[What to work on]: Identify the lines in the data below that contain "产量表现" and give only how many there are.

** start Supplied information **

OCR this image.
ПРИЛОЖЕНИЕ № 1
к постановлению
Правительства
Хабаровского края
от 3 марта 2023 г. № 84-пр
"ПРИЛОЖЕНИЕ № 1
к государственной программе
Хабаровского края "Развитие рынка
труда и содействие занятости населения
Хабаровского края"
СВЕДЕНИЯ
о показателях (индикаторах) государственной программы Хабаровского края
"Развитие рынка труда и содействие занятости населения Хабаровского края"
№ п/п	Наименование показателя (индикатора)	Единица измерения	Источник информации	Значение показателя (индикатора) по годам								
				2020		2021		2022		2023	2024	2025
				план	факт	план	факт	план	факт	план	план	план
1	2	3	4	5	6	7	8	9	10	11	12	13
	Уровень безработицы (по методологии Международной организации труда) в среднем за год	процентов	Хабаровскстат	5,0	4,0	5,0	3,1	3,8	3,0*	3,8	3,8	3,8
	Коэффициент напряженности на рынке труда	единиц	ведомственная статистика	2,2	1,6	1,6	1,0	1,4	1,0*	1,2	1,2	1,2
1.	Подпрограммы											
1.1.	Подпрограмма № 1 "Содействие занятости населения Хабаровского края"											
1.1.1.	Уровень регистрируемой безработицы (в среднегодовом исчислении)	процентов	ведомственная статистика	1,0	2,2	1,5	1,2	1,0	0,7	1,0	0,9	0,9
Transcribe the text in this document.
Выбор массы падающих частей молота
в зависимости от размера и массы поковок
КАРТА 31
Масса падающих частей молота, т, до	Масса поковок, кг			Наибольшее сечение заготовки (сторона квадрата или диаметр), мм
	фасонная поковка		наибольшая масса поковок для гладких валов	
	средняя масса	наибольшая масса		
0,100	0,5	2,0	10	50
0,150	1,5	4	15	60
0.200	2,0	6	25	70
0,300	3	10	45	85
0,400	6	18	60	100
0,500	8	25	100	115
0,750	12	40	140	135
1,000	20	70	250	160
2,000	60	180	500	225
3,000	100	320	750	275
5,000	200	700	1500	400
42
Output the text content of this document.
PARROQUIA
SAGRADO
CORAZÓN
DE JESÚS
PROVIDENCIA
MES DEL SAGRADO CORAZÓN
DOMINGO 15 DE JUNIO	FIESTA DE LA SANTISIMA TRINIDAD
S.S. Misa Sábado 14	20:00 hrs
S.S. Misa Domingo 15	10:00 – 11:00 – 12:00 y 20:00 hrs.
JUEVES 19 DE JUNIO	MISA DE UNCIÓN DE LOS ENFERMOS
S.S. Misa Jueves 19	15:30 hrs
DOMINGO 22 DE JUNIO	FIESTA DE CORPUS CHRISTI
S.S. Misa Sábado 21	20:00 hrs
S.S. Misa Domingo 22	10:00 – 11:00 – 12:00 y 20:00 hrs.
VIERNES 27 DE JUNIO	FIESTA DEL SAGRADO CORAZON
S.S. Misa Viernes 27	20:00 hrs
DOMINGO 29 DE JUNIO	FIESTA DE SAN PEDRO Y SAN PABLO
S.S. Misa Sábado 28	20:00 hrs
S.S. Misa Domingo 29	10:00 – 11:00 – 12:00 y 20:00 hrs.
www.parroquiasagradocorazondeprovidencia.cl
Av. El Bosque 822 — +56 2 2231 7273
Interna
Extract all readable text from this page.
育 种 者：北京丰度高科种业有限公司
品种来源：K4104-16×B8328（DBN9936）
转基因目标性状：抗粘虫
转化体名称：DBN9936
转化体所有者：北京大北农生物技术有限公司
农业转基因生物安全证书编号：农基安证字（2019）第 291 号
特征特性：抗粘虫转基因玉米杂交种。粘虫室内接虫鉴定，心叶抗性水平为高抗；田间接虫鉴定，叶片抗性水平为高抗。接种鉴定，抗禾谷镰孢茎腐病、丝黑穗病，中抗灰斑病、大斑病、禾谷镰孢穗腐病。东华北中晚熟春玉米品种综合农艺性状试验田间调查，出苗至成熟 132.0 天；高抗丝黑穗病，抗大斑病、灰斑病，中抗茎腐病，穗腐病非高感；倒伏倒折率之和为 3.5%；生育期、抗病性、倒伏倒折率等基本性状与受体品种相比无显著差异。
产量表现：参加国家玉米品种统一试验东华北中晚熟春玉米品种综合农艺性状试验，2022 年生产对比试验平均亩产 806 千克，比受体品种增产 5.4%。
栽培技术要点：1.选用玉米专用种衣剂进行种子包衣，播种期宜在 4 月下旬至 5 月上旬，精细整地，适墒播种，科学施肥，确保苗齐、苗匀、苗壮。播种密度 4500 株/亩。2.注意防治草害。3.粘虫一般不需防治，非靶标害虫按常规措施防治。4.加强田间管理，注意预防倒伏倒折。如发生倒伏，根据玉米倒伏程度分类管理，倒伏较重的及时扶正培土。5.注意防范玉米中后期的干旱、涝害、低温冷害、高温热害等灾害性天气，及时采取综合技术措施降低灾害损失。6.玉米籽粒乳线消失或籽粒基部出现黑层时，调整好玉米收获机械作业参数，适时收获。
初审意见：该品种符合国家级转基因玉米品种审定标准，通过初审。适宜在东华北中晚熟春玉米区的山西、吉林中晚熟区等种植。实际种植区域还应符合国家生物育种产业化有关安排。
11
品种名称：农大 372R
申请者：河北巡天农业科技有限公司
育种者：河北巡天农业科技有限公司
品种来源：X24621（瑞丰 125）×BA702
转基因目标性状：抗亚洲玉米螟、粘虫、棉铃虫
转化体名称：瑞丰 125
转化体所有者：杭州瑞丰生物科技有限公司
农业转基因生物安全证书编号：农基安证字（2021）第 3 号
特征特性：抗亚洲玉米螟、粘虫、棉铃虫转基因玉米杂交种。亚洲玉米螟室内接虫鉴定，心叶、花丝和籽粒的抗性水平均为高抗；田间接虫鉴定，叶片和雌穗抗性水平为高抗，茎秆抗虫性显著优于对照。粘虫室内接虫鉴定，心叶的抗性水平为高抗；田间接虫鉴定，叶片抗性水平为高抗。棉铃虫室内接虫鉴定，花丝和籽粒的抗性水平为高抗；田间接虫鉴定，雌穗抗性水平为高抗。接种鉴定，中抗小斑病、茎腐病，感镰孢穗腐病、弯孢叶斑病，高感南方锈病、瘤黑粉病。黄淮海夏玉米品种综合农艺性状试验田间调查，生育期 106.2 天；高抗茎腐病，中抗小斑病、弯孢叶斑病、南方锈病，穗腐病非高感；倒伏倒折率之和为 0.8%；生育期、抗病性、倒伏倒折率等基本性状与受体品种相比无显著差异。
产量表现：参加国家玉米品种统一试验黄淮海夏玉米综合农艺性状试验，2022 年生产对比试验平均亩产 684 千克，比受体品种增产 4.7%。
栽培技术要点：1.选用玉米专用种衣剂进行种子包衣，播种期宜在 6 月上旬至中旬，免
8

** end Supplied information **

[The reply]: 2